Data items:
►

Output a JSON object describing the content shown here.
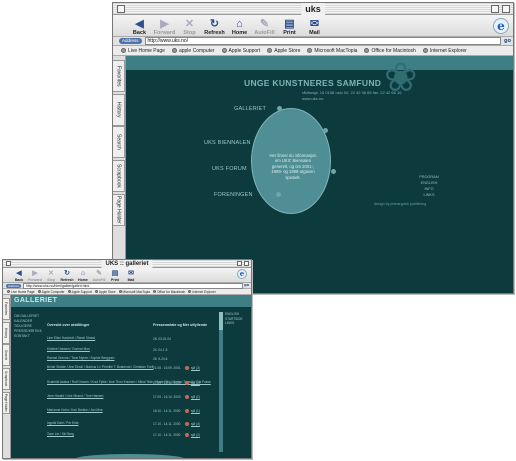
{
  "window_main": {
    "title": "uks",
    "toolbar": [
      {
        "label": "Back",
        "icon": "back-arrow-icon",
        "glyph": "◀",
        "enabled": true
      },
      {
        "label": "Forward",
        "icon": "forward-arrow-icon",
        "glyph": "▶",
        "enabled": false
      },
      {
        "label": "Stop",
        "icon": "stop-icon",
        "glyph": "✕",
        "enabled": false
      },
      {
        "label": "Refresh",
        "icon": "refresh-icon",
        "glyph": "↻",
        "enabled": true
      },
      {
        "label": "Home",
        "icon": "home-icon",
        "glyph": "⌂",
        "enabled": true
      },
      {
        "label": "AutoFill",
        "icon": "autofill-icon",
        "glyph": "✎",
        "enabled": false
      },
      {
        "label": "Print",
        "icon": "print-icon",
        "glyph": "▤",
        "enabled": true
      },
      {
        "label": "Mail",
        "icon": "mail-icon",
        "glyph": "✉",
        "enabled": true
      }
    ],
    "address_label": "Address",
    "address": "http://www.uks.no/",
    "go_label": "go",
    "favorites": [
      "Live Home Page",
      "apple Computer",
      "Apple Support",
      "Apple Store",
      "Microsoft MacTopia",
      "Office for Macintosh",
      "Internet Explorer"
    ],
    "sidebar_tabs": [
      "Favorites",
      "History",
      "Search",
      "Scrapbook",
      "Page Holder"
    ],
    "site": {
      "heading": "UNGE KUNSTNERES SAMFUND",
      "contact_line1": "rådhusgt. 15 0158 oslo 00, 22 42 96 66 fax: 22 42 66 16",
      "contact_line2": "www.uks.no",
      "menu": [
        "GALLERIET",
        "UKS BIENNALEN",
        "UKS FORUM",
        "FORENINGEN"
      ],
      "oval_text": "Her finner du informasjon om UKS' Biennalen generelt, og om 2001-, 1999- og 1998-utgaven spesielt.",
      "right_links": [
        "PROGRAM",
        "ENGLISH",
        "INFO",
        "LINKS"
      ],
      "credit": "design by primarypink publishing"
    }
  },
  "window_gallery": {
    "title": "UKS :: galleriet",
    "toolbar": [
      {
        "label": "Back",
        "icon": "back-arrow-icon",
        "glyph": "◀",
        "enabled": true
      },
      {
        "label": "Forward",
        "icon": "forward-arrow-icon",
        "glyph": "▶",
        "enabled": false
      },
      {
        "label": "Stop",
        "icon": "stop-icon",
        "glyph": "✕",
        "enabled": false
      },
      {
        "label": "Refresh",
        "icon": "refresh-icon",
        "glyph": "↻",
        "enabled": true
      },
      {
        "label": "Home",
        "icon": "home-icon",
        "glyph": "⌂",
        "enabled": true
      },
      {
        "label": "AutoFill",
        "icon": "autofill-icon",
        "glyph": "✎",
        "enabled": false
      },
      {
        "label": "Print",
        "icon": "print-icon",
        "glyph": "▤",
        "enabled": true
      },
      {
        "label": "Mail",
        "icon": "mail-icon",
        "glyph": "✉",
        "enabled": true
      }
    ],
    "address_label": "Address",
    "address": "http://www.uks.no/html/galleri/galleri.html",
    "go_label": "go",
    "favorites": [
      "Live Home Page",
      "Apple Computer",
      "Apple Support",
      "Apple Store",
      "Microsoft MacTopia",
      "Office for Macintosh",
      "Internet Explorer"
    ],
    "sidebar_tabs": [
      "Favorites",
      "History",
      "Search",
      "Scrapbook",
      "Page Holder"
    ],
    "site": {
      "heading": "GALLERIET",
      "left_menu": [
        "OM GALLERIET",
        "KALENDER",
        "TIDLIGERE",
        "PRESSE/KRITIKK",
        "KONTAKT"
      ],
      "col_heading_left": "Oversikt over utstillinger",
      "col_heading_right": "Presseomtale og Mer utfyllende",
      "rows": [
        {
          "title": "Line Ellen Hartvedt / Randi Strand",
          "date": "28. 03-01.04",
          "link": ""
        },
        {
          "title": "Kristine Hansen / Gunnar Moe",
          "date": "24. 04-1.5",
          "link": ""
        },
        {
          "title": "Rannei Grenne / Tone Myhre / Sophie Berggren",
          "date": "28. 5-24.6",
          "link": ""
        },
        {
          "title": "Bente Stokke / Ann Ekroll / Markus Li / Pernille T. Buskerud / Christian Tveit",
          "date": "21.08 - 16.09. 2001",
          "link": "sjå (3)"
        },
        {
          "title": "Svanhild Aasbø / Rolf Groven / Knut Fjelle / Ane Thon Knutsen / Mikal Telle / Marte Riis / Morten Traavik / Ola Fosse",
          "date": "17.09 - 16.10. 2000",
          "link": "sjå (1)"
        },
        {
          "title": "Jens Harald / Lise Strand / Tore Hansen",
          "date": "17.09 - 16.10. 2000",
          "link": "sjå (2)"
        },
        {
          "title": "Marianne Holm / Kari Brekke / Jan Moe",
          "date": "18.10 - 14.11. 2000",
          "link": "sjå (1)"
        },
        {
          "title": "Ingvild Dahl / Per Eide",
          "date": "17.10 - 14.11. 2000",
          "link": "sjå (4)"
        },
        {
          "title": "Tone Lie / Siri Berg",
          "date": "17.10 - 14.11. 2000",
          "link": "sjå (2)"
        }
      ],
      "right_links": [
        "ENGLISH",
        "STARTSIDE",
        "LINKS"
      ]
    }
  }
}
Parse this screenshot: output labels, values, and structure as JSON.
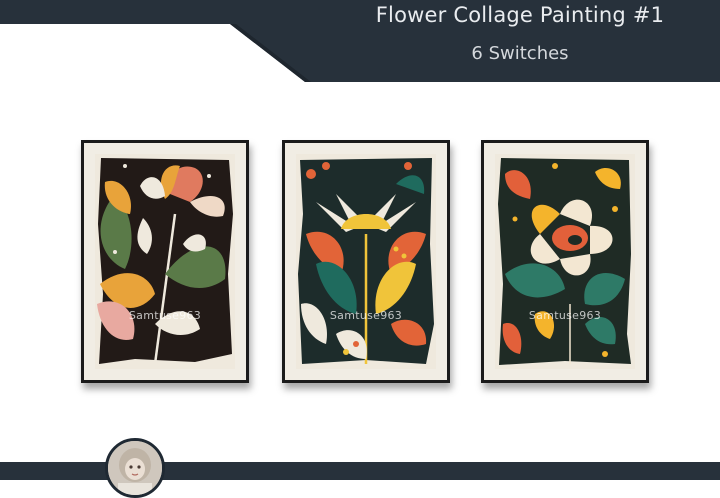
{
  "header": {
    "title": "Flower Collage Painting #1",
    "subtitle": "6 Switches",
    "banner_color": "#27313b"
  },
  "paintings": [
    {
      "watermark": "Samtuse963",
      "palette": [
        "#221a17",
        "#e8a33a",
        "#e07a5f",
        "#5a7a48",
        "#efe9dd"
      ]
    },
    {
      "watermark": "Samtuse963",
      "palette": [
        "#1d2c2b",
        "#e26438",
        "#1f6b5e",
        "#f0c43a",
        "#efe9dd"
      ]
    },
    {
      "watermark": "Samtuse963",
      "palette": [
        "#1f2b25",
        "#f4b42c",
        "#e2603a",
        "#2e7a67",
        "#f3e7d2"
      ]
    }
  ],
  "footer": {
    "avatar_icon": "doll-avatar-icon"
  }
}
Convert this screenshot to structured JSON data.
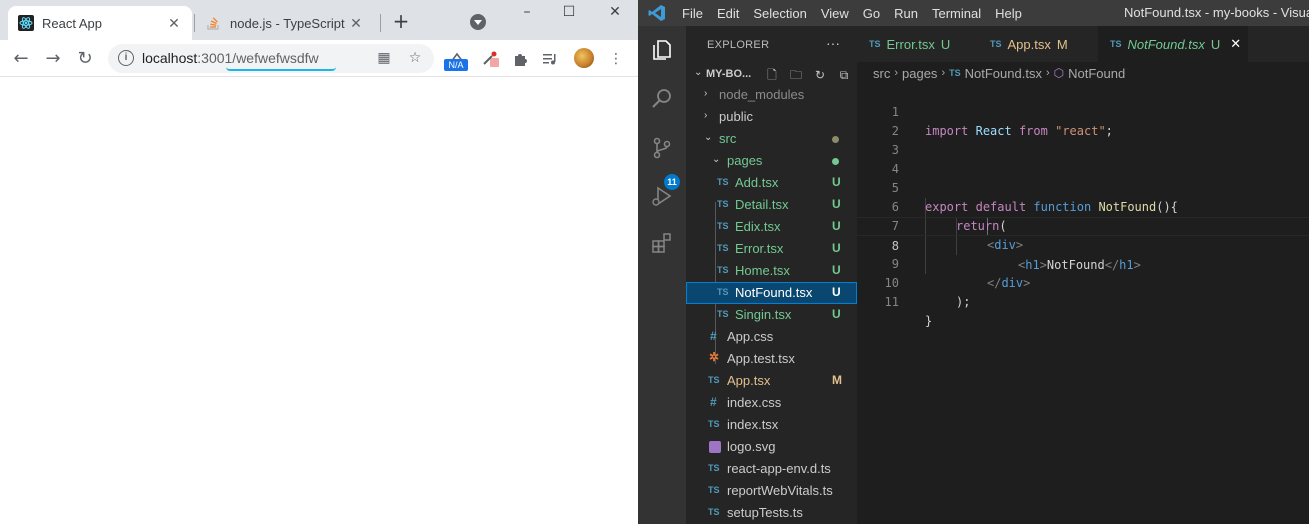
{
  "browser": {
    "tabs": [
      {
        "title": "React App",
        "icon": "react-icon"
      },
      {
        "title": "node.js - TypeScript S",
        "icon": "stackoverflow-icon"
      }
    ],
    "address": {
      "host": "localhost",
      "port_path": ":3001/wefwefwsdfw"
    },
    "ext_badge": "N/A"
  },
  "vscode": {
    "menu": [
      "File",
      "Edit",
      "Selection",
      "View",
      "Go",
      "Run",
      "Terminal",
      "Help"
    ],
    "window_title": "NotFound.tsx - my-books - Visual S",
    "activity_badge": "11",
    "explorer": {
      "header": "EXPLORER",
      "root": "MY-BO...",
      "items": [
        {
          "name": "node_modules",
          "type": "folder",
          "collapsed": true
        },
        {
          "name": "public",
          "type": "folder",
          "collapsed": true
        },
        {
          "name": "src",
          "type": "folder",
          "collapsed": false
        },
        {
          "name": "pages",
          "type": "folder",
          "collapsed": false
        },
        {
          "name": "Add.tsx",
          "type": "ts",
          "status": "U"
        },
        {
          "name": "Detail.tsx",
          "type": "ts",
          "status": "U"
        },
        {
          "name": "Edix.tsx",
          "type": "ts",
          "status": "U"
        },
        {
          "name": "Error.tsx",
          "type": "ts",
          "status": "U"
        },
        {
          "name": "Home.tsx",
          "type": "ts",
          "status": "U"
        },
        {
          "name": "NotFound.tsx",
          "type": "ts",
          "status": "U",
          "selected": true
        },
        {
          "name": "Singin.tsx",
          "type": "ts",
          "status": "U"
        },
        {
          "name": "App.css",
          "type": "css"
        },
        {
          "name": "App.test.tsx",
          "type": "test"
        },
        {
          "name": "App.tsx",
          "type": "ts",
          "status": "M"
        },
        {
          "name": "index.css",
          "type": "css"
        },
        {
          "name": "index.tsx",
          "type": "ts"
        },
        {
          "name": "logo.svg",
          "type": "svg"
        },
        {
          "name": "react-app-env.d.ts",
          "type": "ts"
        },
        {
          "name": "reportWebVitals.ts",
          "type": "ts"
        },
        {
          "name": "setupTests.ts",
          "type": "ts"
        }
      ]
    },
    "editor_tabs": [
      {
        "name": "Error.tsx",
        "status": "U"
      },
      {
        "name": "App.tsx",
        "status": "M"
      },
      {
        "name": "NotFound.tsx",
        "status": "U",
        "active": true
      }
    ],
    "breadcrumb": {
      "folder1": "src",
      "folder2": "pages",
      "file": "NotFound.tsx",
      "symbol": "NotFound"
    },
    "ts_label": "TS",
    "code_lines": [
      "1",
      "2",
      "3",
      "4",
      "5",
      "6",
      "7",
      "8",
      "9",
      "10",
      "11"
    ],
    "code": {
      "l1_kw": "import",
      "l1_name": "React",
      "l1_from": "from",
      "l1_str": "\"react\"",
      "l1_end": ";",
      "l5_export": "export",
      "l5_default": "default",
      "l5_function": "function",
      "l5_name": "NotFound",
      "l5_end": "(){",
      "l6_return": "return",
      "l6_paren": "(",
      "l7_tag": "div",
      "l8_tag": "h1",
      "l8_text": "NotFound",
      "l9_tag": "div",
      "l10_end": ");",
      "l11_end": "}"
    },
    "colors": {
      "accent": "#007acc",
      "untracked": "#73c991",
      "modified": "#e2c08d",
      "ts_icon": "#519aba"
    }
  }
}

◄

• _WORK REQUIRED_
Whenever "screenshot" turns up in a line, pick that line out.

• _ANSWER TO THIS TASK_
Parse this screenshot: output labels, values, and structure as JSON.
Convert this screenshot to structured JSON data.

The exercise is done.